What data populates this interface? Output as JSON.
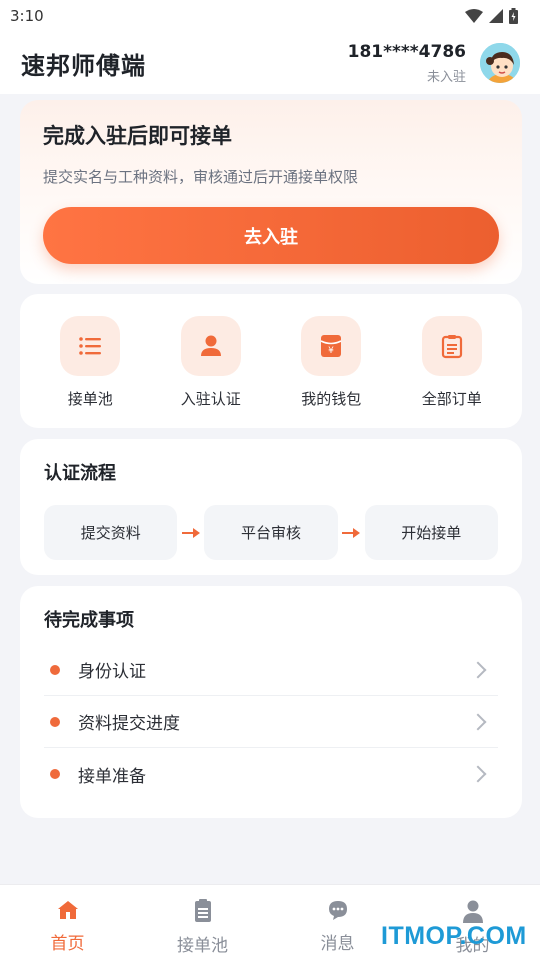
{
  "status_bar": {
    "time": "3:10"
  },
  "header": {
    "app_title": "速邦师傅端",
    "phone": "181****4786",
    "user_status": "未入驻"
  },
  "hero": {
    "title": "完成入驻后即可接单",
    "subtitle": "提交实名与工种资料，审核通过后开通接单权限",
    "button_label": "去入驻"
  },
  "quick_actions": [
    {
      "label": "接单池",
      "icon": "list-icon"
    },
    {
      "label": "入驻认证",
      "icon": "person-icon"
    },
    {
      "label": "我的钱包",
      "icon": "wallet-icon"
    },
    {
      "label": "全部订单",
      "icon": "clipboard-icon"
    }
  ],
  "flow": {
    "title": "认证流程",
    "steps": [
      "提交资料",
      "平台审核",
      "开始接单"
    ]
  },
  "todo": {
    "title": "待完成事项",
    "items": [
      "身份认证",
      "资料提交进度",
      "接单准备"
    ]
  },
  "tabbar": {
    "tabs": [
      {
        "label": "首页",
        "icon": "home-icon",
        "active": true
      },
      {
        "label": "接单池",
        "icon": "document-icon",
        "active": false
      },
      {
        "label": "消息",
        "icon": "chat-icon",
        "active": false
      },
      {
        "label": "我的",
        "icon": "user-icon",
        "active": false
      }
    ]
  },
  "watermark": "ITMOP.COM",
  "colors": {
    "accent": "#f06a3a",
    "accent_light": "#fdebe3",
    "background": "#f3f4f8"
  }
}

==*==

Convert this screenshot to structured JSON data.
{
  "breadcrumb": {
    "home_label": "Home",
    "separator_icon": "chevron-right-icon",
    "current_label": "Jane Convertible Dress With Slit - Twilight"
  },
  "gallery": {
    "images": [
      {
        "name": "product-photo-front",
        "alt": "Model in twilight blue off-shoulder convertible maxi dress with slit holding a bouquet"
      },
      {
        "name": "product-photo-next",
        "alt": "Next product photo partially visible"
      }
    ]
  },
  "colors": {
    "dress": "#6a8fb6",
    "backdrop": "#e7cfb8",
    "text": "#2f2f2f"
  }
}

==*==

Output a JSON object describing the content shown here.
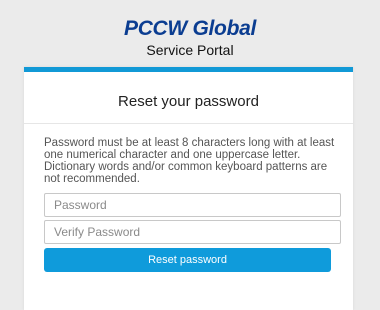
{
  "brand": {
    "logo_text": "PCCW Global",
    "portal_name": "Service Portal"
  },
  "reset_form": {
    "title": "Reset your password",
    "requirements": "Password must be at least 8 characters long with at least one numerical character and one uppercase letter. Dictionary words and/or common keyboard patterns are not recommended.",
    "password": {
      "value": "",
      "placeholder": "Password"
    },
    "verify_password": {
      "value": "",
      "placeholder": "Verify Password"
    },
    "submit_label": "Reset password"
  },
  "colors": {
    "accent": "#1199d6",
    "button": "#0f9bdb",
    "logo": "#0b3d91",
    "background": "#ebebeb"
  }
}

==*==

# GOAL OF THE EXERCISE:
Among the lines of the material, find those that hold the word "product" and copy them.

# IN RESPONSE:
        "name": "product-photo-front",
        "name": "product-photo-next",
        "alt": "Next product photo partially visible"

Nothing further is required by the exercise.